> [EXERCISE DETAILS]: Comb the records below for the string "this" and copy each line where it turns up.

================================

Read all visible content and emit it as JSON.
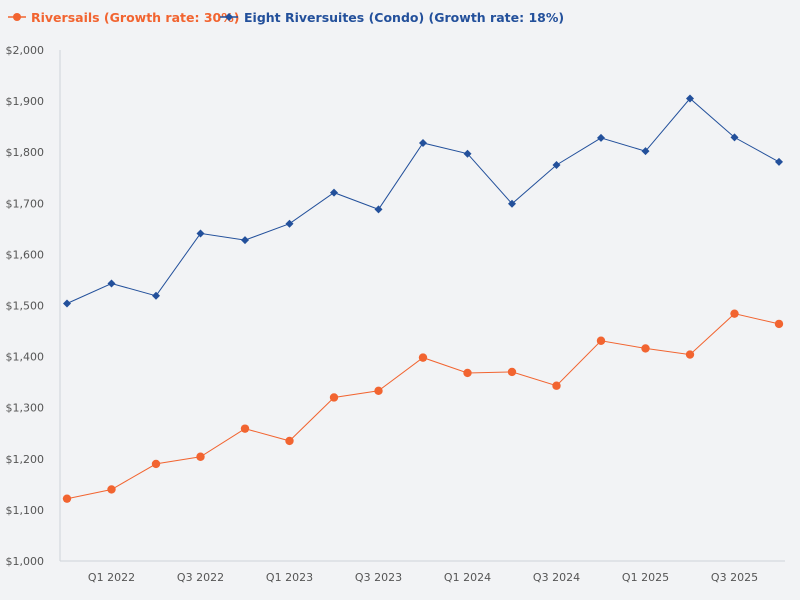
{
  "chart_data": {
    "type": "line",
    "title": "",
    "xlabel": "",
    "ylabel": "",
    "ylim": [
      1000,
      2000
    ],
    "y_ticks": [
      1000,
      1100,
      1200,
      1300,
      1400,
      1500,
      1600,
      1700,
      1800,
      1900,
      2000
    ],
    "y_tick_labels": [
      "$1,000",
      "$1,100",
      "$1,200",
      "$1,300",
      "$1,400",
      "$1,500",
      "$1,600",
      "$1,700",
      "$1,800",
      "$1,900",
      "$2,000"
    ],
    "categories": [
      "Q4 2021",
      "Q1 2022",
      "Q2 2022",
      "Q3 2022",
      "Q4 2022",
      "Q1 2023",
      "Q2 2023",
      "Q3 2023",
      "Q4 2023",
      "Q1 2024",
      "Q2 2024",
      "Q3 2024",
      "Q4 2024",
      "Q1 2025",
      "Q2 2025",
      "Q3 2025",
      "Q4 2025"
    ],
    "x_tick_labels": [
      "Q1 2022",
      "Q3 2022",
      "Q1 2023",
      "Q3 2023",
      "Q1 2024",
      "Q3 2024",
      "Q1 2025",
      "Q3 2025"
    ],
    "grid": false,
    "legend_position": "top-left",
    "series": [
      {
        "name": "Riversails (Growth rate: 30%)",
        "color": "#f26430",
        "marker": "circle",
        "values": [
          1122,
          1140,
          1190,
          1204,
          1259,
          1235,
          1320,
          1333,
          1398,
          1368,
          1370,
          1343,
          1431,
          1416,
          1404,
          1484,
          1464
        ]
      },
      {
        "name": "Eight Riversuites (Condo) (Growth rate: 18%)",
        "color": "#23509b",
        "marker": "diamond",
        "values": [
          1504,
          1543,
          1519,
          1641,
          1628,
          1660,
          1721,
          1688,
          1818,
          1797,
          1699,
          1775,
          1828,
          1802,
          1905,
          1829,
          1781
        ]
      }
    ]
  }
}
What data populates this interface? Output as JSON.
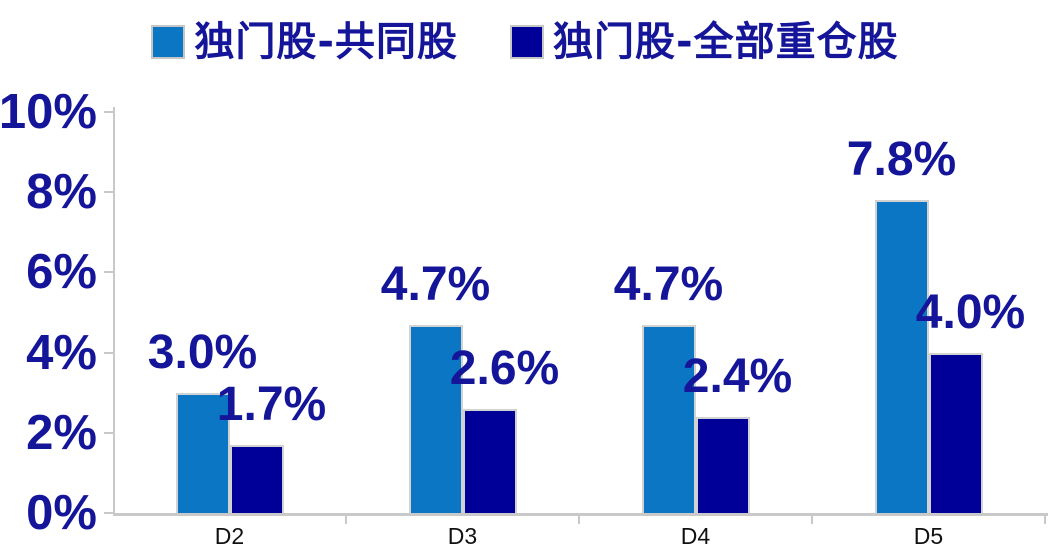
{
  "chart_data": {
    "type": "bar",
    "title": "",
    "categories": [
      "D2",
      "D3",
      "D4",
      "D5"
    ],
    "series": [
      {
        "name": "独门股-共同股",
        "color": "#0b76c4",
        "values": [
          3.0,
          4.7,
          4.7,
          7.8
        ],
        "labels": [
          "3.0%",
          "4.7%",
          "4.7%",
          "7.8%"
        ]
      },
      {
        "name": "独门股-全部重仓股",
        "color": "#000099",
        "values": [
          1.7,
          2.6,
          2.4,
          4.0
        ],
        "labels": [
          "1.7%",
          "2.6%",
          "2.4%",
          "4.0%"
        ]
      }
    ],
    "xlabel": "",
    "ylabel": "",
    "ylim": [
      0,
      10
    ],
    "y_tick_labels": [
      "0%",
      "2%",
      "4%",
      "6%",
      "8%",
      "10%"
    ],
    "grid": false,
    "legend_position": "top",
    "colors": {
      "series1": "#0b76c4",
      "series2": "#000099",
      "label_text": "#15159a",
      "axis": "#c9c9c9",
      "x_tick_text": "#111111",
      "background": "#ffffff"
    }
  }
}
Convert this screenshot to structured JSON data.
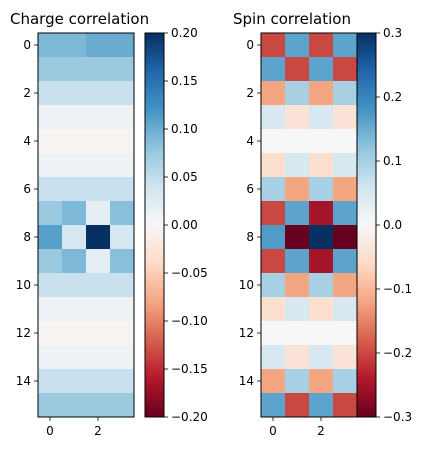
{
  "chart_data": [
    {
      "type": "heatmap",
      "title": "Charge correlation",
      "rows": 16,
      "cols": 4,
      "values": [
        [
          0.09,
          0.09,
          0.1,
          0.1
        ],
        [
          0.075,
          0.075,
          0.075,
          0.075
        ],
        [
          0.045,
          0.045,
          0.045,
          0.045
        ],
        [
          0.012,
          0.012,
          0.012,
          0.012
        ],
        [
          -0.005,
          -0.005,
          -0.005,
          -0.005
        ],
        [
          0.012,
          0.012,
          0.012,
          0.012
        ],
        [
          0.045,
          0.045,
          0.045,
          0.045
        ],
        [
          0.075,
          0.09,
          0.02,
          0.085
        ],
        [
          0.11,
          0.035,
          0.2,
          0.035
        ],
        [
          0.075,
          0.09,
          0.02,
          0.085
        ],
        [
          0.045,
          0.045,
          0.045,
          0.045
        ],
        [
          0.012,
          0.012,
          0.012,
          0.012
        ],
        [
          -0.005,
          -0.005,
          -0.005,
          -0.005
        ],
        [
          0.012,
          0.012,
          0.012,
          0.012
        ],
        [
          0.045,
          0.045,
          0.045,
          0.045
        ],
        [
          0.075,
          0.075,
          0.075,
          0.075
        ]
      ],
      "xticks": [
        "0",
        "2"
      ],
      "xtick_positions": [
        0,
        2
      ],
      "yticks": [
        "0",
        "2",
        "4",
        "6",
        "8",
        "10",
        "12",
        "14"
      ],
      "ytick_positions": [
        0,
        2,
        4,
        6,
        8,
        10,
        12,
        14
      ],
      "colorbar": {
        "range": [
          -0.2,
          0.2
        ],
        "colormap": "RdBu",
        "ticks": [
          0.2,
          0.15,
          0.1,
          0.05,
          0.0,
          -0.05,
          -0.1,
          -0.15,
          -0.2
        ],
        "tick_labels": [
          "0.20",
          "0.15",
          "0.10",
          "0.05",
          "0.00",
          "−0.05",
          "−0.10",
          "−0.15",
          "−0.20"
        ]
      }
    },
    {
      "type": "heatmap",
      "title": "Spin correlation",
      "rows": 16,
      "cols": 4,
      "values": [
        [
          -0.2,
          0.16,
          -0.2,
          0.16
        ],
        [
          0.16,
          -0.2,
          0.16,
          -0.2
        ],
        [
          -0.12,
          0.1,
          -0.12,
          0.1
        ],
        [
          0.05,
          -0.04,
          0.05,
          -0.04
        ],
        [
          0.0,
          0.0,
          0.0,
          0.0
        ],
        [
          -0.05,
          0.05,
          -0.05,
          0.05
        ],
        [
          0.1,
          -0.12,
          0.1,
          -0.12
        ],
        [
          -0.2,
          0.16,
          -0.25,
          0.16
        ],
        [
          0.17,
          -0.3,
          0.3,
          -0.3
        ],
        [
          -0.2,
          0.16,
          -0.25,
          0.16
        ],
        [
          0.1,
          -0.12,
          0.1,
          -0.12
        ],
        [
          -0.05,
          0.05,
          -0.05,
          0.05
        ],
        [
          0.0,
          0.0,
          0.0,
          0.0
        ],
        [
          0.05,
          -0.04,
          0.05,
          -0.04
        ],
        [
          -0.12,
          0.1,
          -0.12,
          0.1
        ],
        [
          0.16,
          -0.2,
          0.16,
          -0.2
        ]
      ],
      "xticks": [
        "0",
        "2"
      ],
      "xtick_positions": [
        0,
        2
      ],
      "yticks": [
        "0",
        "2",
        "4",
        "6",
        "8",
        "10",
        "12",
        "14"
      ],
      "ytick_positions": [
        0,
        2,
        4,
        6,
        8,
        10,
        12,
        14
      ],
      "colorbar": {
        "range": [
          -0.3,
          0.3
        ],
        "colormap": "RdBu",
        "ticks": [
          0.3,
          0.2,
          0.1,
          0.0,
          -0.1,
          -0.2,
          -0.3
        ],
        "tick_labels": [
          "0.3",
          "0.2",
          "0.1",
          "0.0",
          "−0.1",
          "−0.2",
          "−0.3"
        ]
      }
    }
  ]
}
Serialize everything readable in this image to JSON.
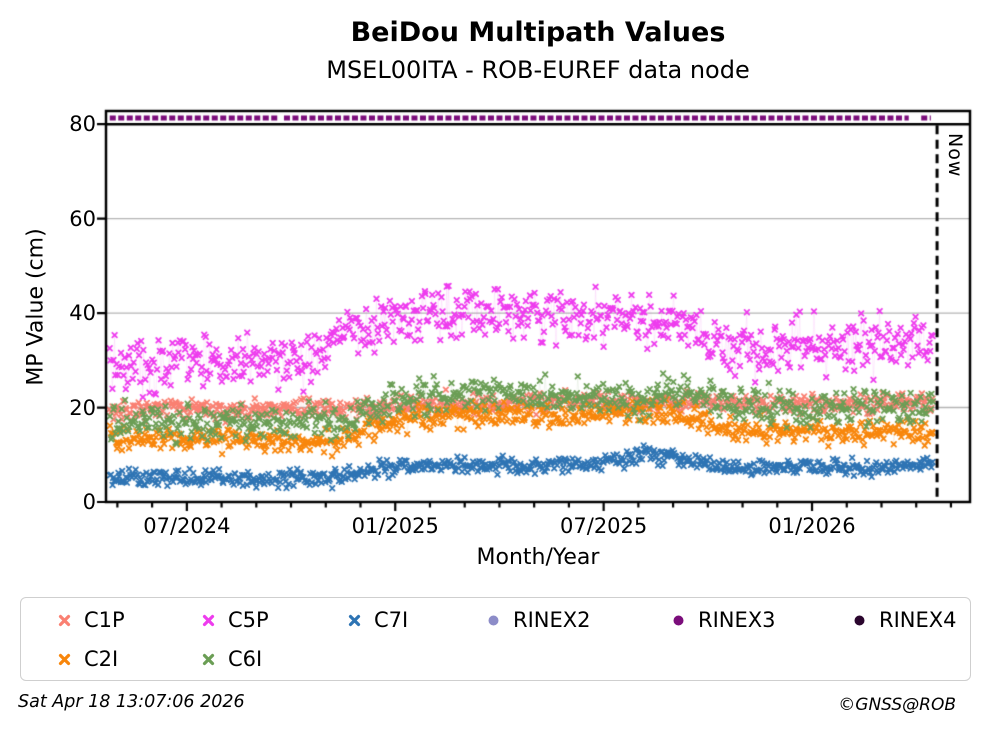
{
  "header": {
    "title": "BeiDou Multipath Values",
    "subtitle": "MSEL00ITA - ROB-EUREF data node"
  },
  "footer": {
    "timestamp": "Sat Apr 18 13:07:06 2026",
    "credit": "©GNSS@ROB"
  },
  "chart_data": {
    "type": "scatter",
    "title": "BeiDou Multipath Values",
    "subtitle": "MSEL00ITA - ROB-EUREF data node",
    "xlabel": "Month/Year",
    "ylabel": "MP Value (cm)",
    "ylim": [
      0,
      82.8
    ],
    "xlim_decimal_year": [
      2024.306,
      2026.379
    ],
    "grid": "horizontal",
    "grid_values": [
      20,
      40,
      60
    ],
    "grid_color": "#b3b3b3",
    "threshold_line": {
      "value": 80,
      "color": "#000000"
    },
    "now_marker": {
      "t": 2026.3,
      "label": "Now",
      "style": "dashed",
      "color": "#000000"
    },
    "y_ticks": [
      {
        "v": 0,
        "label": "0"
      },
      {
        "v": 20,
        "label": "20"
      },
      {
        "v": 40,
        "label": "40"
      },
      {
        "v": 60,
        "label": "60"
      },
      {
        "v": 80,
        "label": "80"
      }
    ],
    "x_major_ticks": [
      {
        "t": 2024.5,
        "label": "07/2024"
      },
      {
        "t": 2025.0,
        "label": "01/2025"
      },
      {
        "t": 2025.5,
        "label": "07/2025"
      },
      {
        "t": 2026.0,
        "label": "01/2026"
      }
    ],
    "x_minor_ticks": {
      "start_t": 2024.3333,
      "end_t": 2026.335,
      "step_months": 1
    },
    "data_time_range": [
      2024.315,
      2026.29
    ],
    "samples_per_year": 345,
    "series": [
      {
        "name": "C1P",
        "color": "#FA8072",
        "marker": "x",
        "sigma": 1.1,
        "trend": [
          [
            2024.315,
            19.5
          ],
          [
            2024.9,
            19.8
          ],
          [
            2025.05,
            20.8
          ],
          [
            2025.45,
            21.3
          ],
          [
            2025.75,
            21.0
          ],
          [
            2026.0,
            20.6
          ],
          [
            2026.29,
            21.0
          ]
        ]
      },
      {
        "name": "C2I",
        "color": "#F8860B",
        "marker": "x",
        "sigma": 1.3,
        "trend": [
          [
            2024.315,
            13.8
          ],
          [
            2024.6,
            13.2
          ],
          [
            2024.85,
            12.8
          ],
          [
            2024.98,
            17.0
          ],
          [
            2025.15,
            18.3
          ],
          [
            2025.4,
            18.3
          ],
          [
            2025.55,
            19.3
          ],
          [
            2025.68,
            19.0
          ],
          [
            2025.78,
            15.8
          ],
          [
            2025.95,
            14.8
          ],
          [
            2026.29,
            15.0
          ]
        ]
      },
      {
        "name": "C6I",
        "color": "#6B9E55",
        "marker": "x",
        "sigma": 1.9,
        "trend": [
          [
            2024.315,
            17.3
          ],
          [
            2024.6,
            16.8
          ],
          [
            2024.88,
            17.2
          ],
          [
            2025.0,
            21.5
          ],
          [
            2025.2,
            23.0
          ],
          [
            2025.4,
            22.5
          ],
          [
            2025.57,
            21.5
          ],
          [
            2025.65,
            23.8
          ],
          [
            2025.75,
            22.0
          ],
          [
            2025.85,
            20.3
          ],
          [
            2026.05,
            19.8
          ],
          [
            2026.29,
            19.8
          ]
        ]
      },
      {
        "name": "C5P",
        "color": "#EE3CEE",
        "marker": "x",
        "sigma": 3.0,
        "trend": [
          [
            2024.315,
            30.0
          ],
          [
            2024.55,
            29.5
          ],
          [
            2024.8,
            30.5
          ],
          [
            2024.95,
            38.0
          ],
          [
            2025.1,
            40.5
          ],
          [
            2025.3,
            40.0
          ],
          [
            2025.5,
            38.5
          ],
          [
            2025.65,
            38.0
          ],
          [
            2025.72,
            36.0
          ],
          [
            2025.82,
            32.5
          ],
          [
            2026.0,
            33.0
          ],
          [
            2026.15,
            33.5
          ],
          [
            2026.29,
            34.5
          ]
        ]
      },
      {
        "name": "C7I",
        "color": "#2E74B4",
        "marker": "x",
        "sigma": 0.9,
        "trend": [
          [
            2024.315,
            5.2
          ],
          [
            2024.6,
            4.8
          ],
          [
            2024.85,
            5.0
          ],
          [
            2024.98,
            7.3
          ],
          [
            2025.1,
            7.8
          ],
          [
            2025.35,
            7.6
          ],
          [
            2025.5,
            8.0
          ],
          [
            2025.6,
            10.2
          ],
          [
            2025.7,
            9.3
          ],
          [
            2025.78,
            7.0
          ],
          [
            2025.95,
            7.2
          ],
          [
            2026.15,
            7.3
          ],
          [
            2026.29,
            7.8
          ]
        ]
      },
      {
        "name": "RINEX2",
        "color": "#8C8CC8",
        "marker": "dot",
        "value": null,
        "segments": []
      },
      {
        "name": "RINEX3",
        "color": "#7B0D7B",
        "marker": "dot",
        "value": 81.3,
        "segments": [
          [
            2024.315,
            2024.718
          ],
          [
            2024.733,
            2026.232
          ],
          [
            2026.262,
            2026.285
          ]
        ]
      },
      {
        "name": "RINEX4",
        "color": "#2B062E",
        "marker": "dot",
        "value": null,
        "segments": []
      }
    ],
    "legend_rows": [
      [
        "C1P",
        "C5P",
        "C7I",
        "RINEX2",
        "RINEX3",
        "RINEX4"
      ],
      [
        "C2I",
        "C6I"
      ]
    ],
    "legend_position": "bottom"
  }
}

================================

> [SOLUTION TO THE PROBLEM]:
What data populates this interface? Output as JSON.
Convert this screenshot to structured JSON data.
Serialize everything readable in this image to JSON.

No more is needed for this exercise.